**Do this:** List, from the lines below, each one with "Ankara" in it.

**Record excerpts:**

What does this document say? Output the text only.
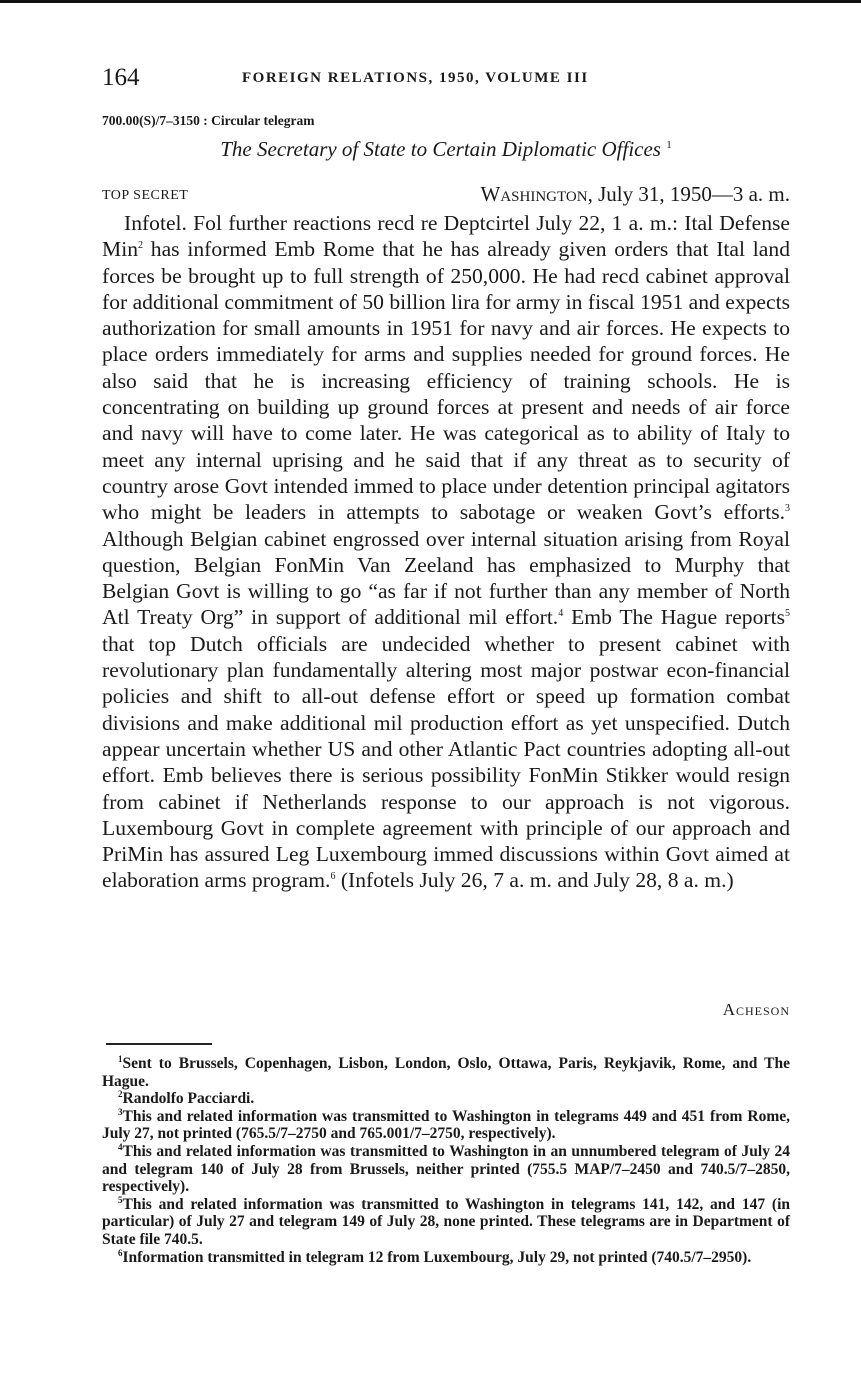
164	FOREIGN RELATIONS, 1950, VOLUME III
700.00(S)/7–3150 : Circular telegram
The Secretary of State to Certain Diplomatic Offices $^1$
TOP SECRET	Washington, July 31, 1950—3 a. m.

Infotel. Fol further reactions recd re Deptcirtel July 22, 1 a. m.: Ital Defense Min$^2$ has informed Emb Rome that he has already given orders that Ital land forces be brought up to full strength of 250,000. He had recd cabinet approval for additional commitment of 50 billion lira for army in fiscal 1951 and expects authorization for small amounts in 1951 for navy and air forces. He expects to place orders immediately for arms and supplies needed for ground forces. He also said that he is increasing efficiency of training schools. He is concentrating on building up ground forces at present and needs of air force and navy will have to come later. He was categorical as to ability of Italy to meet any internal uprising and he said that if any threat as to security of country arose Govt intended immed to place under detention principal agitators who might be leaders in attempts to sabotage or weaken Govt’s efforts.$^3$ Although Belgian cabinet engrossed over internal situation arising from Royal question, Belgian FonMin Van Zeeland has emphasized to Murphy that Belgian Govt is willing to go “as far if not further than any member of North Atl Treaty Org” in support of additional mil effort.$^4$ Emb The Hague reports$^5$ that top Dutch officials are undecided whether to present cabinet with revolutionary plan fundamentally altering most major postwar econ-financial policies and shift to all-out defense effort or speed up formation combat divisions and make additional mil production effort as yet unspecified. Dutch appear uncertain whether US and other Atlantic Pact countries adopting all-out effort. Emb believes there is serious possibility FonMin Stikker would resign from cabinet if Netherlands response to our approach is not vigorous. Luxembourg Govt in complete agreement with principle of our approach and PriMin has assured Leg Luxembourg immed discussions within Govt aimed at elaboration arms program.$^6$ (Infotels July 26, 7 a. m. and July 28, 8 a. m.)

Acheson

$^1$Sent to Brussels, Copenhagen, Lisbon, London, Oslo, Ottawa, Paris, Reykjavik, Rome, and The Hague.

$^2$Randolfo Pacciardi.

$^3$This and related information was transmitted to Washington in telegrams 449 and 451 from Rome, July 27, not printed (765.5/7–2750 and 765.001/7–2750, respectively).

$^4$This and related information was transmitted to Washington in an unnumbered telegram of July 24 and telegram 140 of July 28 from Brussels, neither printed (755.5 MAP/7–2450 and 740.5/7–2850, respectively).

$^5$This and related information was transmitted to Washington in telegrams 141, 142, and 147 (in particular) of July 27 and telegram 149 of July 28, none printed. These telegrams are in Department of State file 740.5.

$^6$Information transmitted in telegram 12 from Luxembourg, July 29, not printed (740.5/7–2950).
==
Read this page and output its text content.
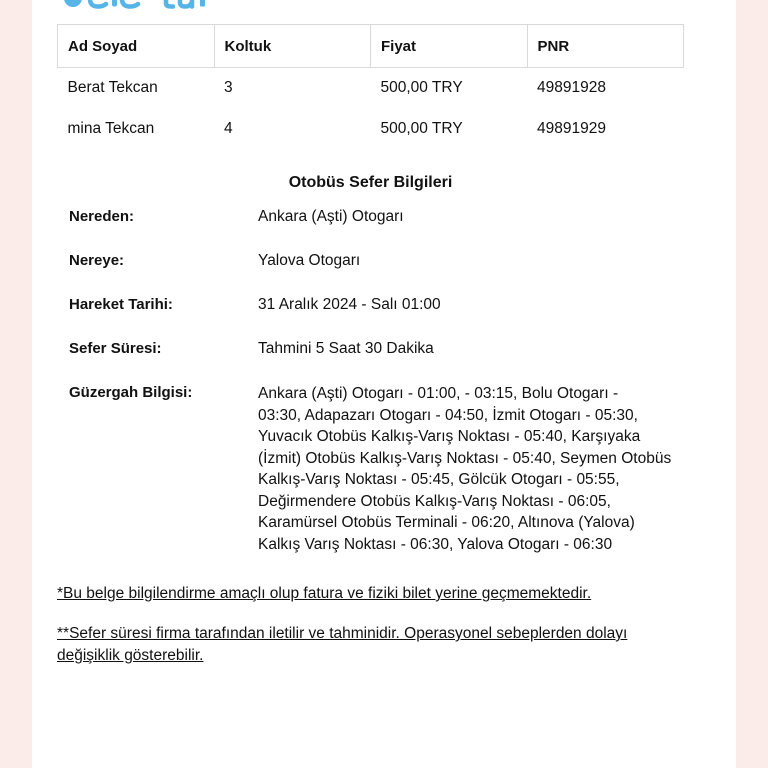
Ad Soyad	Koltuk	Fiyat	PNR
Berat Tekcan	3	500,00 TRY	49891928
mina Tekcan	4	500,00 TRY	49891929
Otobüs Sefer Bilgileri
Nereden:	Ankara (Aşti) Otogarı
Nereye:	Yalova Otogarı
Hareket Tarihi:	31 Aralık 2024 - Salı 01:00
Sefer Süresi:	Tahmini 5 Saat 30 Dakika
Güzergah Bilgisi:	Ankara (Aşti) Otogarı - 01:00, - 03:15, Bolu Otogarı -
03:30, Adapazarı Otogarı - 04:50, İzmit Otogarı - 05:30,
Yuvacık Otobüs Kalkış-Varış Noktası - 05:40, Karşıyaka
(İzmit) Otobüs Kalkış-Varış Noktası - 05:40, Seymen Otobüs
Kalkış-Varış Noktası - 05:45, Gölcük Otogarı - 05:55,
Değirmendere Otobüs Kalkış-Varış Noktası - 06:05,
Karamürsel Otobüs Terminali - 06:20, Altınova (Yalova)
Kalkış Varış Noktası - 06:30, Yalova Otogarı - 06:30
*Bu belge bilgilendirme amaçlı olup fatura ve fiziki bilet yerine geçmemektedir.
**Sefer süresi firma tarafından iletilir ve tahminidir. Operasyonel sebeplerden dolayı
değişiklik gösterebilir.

**Answer below:**
Nereden:	Ankara (Aşti) Otogarı
Güzergah Bilgisi:	Ankara (Aşti) Otogarı - 01:00, - 03:15, Bolu Otogarı -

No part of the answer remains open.